[Task to carry out]
Restate the whole listing exactly.

>> Begin Extracted entries

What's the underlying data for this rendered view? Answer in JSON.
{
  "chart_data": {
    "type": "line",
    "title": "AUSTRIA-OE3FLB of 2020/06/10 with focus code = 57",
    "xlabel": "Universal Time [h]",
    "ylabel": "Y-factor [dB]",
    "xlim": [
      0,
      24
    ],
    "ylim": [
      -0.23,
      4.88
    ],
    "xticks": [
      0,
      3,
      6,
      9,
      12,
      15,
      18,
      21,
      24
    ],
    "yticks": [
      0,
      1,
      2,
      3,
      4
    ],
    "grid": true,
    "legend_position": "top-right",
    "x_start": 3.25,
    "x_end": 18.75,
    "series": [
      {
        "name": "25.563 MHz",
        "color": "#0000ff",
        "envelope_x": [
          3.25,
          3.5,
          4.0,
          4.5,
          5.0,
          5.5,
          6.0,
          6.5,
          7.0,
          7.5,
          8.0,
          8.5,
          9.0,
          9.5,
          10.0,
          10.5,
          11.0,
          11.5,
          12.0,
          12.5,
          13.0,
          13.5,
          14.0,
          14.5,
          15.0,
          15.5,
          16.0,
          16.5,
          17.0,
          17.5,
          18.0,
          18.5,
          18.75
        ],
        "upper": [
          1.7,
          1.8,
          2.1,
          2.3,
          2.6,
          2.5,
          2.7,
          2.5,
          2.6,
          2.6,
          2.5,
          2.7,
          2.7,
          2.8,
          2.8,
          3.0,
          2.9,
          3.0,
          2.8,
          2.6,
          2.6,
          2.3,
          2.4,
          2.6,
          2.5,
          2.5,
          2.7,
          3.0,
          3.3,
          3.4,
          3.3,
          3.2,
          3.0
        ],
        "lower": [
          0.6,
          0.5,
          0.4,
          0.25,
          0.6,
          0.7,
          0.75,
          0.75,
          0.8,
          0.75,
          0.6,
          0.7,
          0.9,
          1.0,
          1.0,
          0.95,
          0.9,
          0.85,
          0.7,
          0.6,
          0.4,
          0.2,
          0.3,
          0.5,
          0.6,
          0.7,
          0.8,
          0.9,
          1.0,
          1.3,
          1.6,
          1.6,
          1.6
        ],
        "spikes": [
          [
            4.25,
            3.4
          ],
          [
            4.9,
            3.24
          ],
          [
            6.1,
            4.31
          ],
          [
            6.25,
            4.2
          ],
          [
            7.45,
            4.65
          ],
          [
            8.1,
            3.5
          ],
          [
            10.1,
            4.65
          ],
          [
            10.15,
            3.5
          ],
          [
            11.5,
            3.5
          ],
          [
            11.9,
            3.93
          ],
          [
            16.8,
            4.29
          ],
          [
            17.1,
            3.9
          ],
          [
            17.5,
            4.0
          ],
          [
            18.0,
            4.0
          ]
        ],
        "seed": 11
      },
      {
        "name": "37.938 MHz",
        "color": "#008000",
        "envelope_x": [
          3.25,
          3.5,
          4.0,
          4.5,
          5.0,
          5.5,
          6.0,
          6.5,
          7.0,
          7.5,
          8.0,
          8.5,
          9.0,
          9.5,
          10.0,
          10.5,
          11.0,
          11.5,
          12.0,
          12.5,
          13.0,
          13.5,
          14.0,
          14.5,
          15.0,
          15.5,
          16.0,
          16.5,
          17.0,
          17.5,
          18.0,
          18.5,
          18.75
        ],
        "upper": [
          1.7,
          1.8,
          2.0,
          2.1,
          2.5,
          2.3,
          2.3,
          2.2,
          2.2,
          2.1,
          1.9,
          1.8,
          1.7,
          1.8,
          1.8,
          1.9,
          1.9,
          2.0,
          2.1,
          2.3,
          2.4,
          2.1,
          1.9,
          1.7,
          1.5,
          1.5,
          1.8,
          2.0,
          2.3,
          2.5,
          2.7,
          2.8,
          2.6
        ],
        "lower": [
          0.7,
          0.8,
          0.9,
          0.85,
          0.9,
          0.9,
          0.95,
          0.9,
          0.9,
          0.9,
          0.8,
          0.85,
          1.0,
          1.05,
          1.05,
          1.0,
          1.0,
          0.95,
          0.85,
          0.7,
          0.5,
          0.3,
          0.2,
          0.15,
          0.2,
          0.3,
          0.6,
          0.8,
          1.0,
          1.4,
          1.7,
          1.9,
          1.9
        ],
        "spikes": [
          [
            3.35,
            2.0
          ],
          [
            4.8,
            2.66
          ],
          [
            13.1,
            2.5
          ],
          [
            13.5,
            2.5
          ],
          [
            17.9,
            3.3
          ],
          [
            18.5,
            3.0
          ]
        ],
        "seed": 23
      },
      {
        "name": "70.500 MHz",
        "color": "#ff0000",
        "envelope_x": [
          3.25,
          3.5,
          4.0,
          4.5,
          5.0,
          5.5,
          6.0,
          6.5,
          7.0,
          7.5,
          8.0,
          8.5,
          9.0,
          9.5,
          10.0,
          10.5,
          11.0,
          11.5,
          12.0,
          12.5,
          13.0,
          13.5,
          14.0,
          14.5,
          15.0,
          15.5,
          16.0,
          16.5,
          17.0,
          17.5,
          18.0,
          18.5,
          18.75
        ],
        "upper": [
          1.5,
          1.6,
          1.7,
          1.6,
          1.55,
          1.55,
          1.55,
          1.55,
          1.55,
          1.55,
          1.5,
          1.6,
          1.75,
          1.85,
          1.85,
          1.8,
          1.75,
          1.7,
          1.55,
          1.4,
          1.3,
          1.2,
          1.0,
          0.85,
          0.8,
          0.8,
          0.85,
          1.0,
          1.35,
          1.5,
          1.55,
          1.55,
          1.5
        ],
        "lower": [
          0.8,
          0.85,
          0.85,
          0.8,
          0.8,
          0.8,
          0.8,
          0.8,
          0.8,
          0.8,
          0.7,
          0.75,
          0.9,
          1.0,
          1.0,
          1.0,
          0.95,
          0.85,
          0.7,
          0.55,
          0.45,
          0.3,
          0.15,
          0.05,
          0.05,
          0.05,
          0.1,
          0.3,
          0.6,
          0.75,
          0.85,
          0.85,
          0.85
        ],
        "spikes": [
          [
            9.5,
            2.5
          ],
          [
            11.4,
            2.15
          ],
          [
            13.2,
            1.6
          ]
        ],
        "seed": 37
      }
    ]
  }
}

>> End Extracted entries

[Complete answer]
What's the underlying data for this rendered view? Answer in JSON.
{
  "chart_data": {
    "type": "line",
    "title": "AUSTRIA-OE3FLB of 2020/06/10 with focus code = 57",
    "xlabel": "Universal Time [h]",
    "ylabel": "Y-factor [dB]",
    "xlim": [
      0,
      24
    ],
    "ylim": [
      -0.23,
      4.88
    ],
    "xticks": [
      0,
      3,
      6,
      9,
      12,
      15,
      18,
      21,
      24
    ],
    "yticks": [
      0,
      1,
      2,
      3,
      4
    ],
    "grid": true,
    "legend_position": "top-right",
    "x_start": 3.25,
    "x_end": 18.75,
    "series": [
      {
        "name": "25.563 MHz",
        "color": "#0000ff",
        "envelope_x": [
          3.25,
          3.5,
          4.0,
          4.5,
          5.0,
          5.5,
          6.0,
          6.5,
          7.0,
          7.5,
          8.0,
          8.5,
          9.0,
          9.5,
          10.0,
          10.5,
          11.0,
          11.5,
          12.0,
          12.5,
          13.0,
          13.5,
          14.0,
          14.5,
          15.0,
          15.5,
          16.0,
          16.5,
          17.0,
          17.5,
          18.0,
          18.5,
          18.75
        ],
        "upper": [
          1.7,
          1.8,
          2.1,
          2.3,
          2.6,
          2.5,
          2.7,
          2.5,
          2.6,
          2.6,
          2.5,
          2.7,
          2.7,
          2.8,
          2.8,
          3.0,
          2.9,
          3.0,
          2.8,
          2.6,
          2.6,
          2.3,
          2.4,
          2.6,
          2.5,
          2.5,
          2.7,
          3.0,
          3.3,
          3.4,
          3.3,
          3.2,
          3.0
        ],
        "lower": [
          0.6,
          0.5,
          0.4,
          0.25,
          0.6,
          0.7,
          0.75,
          0.75,
          0.8,
          0.75,
          0.6,
          0.7,
          0.9,
          1.0,
          1.0,
          0.95,
          0.9,
          0.85,
          0.7,
          0.6,
          0.4,
          0.2,
          0.3,
          0.5,
          0.6,
          0.7,
          0.8,
          0.9,
          1.0,
          1.3,
          1.6,
          1.6,
          1.6
        ],
        "spikes": [
          [
            4.25,
            3.4
          ],
          [
            4.9,
            3.24
          ],
          [
            6.1,
            4.31
          ],
          [
            6.25,
            4.2
          ],
          [
            7.45,
            4.65
          ],
          [
            8.1,
            3.5
          ],
          [
            10.1,
            4.65
          ],
          [
            10.15,
            3.5
          ],
          [
            11.5,
            3.5
          ],
          [
            11.9,
            3.93
          ],
          [
            16.8,
            4.29
          ],
          [
            17.1,
            3.9
          ],
          [
            17.5,
            4.0
          ],
          [
            18.0,
            4.0
          ]
        ],
        "seed": 11
      },
      {
        "name": "37.938 MHz",
        "color": "#008000",
        "envelope_x": [
          3.25,
          3.5,
          4.0,
          4.5,
          5.0,
          5.5,
          6.0,
          6.5,
          7.0,
          7.5,
          8.0,
          8.5,
          9.0,
          9.5,
          10.0,
          10.5,
          11.0,
          11.5,
          12.0,
          12.5,
          13.0,
          13.5,
          14.0,
          14.5,
          15.0,
          15.5,
          16.0,
          16.5,
          17.0,
          17.5,
          18.0,
          18.5,
          18.75
        ],
        "upper": [
          1.7,
          1.8,
          2.0,
          2.1,
          2.5,
          2.3,
          2.3,
          2.2,
          2.2,
          2.1,
          1.9,
          1.8,
          1.7,
          1.8,
          1.8,
          1.9,
          1.9,
          2.0,
          2.1,
          2.3,
          2.4,
          2.1,
          1.9,
          1.7,
          1.5,
          1.5,
          1.8,
          2.0,
          2.3,
          2.5,
          2.7,
          2.8,
          2.6
        ],
        "lower": [
          0.7,
          0.8,
          0.9,
          0.85,
          0.9,
          0.9,
          0.95,
          0.9,
          0.9,
          0.9,
          0.8,
          0.85,
          1.0,
          1.05,
          1.05,
          1.0,
          1.0,
          0.95,
          0.85,
          0.7,
          0.5,
          0.3,
          0.2,
          0.15,
          0.2,
          0.3,
          0.6,
          0.8,
          1.0,
          1.4,
          1.7,
          1.9,
          1.9
        ],
        "spikes": [
          [
            3.35,
            2.0
          ],
          [
            4.8,
            2.66
          ],
          [
            13.1,
            2.5
          ],
          [
            13.5,
            2.5
          ],
          [
            17.9,
            3.3
          ],
          [
            18.5,
            3.0
          ]
        ],
        "seed": 23
      },
      {
        "name": "70.500 MHz",
        "color": "#ff0000",
        "envelope_x": [
          3.25,
          3.5,
          4.0,
          4.5,
          5.0,
          5.5,
          6.0,
          6.5,
          7.0,
          7.5,
          8.0,
          8.5,
          9.0,
          9.5,
          10.0,
          10.5,
          11.0,
          11.5,
          12.0,
          12.5,
          13.0,
          13.5,
          14.0,
          14.5,
          15.0,
          15.5,
          16.0,
          16.5,
          17.0,
          17.5,
          18.0,
          18.5,
          18.75
        ],
        "upper": [
          1.5,
          1.6,
          1.7,
          1.6,
          1.55,
          1.55,
          1.55,
          1.55,
          1.55,
          1.55,
          1.5,
          1.6,
          1.75,
          1.85,
          1.85,
          1.8,
          1.75,
          1.7,
          1.55,
          1.4,
          1.3,
          1.2,
          1.0,
          0.85,
          0.8,
          0.8,
          0.85,
          1.0,
          1.35,
          1.5,
          1.55,
          1.55,
          1.5
        ],
        "lower": [
          0.8,
          0.85,
          0.85,
          0.8,
          0.8,
          0.8,
          0.8,
          0.8,
          0.8,
          0.8,
          0.7,
          0.75,
          0.9,
          1.0,
          1.0,
          1.0,
          0.95,
          0.85,
          0.7,
          0.55,
          0.45,
          0.3,
          0.15,
          0.05,
          0.05,
          0.05,
          0.1,
          0.3,
          0.6,
          0.75,
          0.85,
          0.85,
          0.85
        ],
        "spikes": [
          [
            9.5,
            2.5
          ],
          [
            11.4,
            2.15
          ],
          [
            13.2,
            1.6
          ]
        ],
        "seed": 37
      }
    ]
  }
}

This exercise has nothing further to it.